-------- Document section --------

If you want to access something, it needs to be mapped in your page tables, but you can map everything you need at the same time when you set up your page tables. Where are you having problems with that?

It seems that I have to map in a page to map in a page but the page that maps it in isnt maped in, I'm strugeling with dependencies.

You create the map before you enable paging and enter long mode.

I am past that stage and am rebuiilding page table for kernel in kernel init

Maybe im doing it wrong
This is the virtual structure im working with to handel my page table:

There are two ways you could solve this problem.

One way is to map all memory. Everything is always mapped, so you can access whatever you need at any time.

The other way is to reserve some pages for temporary mappings. When you need to access something that isn't mapped, you modify a temporary mapping to point to that memory.

With that structure, definitely.

The nice thing about page tables is that each of them takes up a full page. So if you just request a page from your PMM, you can use the entire thing. So that is how I deal with page tables: Each of them is exactly one page, interpreted as array of 64-bit numbers. I just allocate them as needed.

The thing you're stuck on is what everyone stumbles over sooner or later. You need to access physical memory to implement paging, but can only access virtual memory. The most common solutions are to map all of physical memory linearly to some place (which is easy on x86_64, where by definition virtual memory is always at least 4 times larger than physical memory), or to use a known temporary mapping, or to use recursive paging. All of these you initialize when you initialize paging.

My bootloader (running without paging in 32-bit mode) has this:
With this, I add all the page maps I need to the initial page table, then jump to the kernel. And you can implement all of the above schemes in almost this way. With the linear map I just do
With the known temporary mapping, you map one specific page table into virtual memory, and that page table has one entry that does not get shared to other CPUs, leading to one address you can always use for temporary physical mappings. So you have two constants for the scheme: The address of the known page table and the temporary address. In the above scheme, it might be best to do something like
Something along these lines anyway.

With a recursive mapping, you set one particular entry of the PML4 to point back at the PML4. I will not provide code for this, because I dislike the approach. You end up adding uninitialized memory to the paging structures, which can lead to the processor adding all sorts of nonsense to the TLB that would need to be cleared out once the page is initialized.

-------- Rows --------

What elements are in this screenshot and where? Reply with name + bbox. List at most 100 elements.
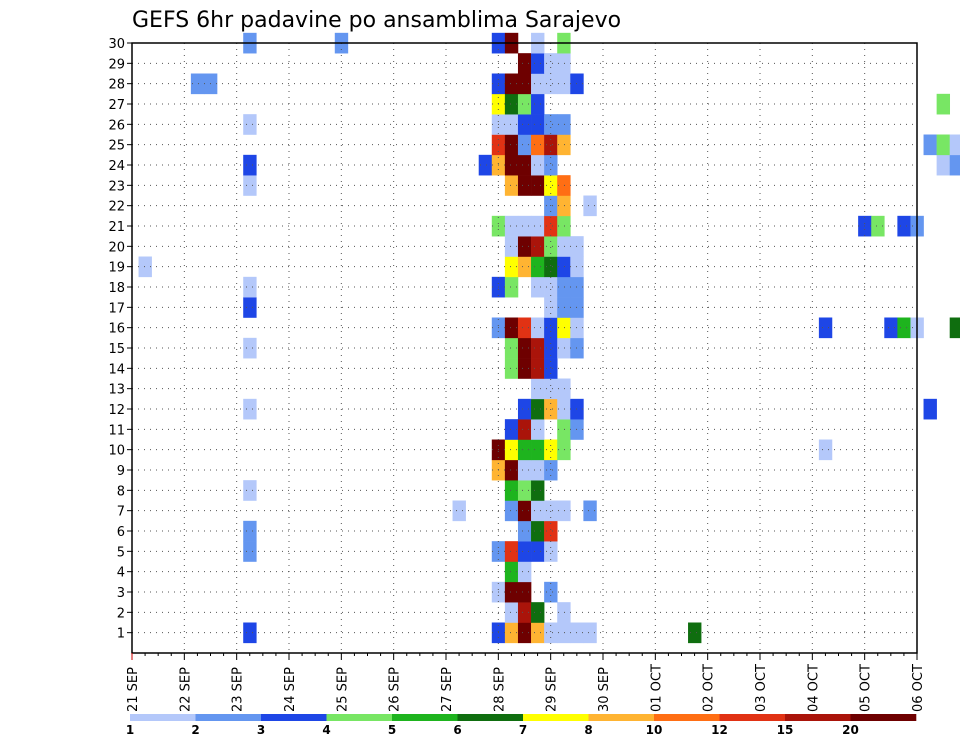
y-tick-label: 8	[117, 484, 125, 499]
y-tick-label: 23	[108, 179, 125, 194]
heatmap-cell	[949, 154, 960, 176]
heatmap-cell	[688, 622, 702, 644]
x-tick-label: 03 OCT	[754, 664, 769, 712]
heatmap-cell	[936, 134, 951, 156]
colorbar: 1 2 3 4 5 6 7 8 10 12 15 20	[126, 714, 917, 737]
y-tick-label: 3	[117, 586, 125, 601]
heatmap-cell	[531, 175, 545, 196]
heatmap-cell	[949, 317, 960, 339]
heatmap-cell	[544, 215, 558, 237]
heatmap-cell	[243, 276, 257, 298]
heatmap-cell	[557, 297, 571, 318]
heatmap-cell	[936, 93, 951, 115]
y-axis: 1234567891011121314151617181920212223242…	[108, 37, 132, 642]
colorbar-label: 6	[453, 723, 461, 737]
x-tick-label: 24 SEP	[283, 667, 298, 712]
heatmap-cell	[557, 378, 571, 400]
heatmap-cell	[243, 398, 257, 420]
heatmap-cell	[531, 236, 545, 257]
heatmap-cell	[544, 276, 558, 298]
y-tick-label: 14	[108, 362, 125, 377]
heatmap-cell	[544, 378, 558, 400]
heatmap-cell	[531, 256, 545, 278]
colorbar-label: 1	[126, 723, 134, 737]
heatmap-cell	[531, 276, 545, 298]
heatmap-cell	[531, 134, 545, 156]
heatmap-cell	[504, 134, 519, 156]
heatmap-cell	[897, 215, 911, 237]
colorbar-swatch	[261, 714, 327, 721]
heatmap-cell	[531, 114, 545, 135]
heatmap-cell	[871, 215, 885, 237]
y-tick-label: 13	[108, 383, 125, 398]
heatmap-cell	[504, 622, 519, 644]
heatmap-cell	[544, 175, 558, 196]
heatmap-cell	[557, 236, 571, 257]
heatmap-cell	[531, 541, 545, 562]
heatmap-cell	[531, 93, 545, 115]
x-tick-label: 21 SEP	[126, 667, 141, 712]
colorbar-label: 20	[842, 723, 859, 737]
heatmap-cell	[557, 622, 571, 644]
y-tick-label: 26	[108, 118, 125, 133]
heatmap-cell	[504, 154, 519, 176]
heatmap-cell	[517, 236, 532, 257]
y-tick-label: 7	[117, 505, 125, 520]
heatmap-cell	[243, 114, 257, 135]
heatmap-cell	[583, 500, 597, 522]
heatmap-cell	[531, 602, 545, 623]
y-tick-label: 29	[108, 57, 125, 72]
heatmap-cell	[936, 154, 951, 176]
heatmap-cell	[544, 73, 558, 95]
x-tick-label: 29 SEP	[545, 667, 560, 712]
heatmap-cell	[531, 215, 545, 237]
heatmap-cell	[190, 73, 205, 95]
heatmap-cell	[544, 459, 558, 481]
colorbar-swatch	[130, 714, 196, 721]
heatmap-cell	[517, 93, 532, 115]
colorbar-label: 15	[777, 723, 794, 737]
heatmap-cell	[504, 500, 519, 522]
heatmap-cell	[531, 500, 545, 522]
heatmap-cell	[517, 541, 532, 562]
heatmap-cell	[949, 134, 960, 156]
heatmap-cell	[557, 134, 571, 156]
heatmap-cell	[517, 581, 532, 603]
heatmap-cell	[544, 134, 558, 156]
heatmap-cell	[478, 154, 493, 176]
y-tick-label: 25	[108, 139, 125, 154]
colorbar-swatch	[523, 714, 589, 721]
heatmap-cell	[504, 276, 519, 298]
heatmap-cell	[531, 358, 545, 379]
heatmap-cell	[544, 337, 558, 359]
heatmap-cell	[504, 419, 519, 440]
heatmap-cell	[557, 337, 571, 359]
heatmap-cell	[504, 337, 519, 359]
heatmap-cell	[517, 215, 532, 237]
heatmap-cell	[504, 236, 519, 257]
x-tick-label: 02 OCT	[702, 664, 717, 712]
x-axis: 21 SEP 22 SEP 23 SEP 24 SEP 25 SEP 26 SEP 27 S…	[126, 653, 926, 712]
y-tick-label: 5	[117, 545, 125, 560]
heatmap-cell	[884, 317, 898, 339]
heatmap-cell	[544, 622, 558, 644]
y-tick-label: 9	[117, 464, 125, 479]
heatmap-cell	[557, 276, 571, 298]
y-tick-label: 20	[108, 240, 125, 255]
heatmap-cell	[504, 480, 519, 501]
heatmap-cell	[531, 337, 545, 359]
heatmap-cell	[517, 73, 532, 95]
y-tick-label: 15	[108, 342, 125, 357]
colorbar-swatch	[654, 714, 720, 721]
heatmap-cell	[557, 215, 571, 237]
heatmap-cell	[517, 480, 532, 501]
x-tick-label: 22 SEP	[178, 667, 193, 712]
colorbar-label: 5	[388, 723, 396, 737]
colorbar-swatch	[457, 714, 524, 721]
heatmap-cell	[531, 520, 545, 542]
heatmap-cell	[517, 439, 532, 461]
colorbar-swatch	[588, 714, 655, 721]
colorbar-label: 8	[584, 723, 592, 737]
heatmap-cell	[517, 154, 532, 176]
heatmap-cell	[517, 337, 532, 359]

--------

| What to work on |
[1] Retype the passage from the page-table discussion, starting with "The other way" and going on through "that structure, definitely.".
[2] In the page-table discussion, how does a recursive mapping configure the PML4?

| Expected results |
[1]
The other way is to reserve some pages for temporary mappings. When you need to access something that isn't mapped, you modify a temporary mapping to point to that memory.

With that structure, definitely.

[2] One particular entry of the PML4 is set to point back at the PML4.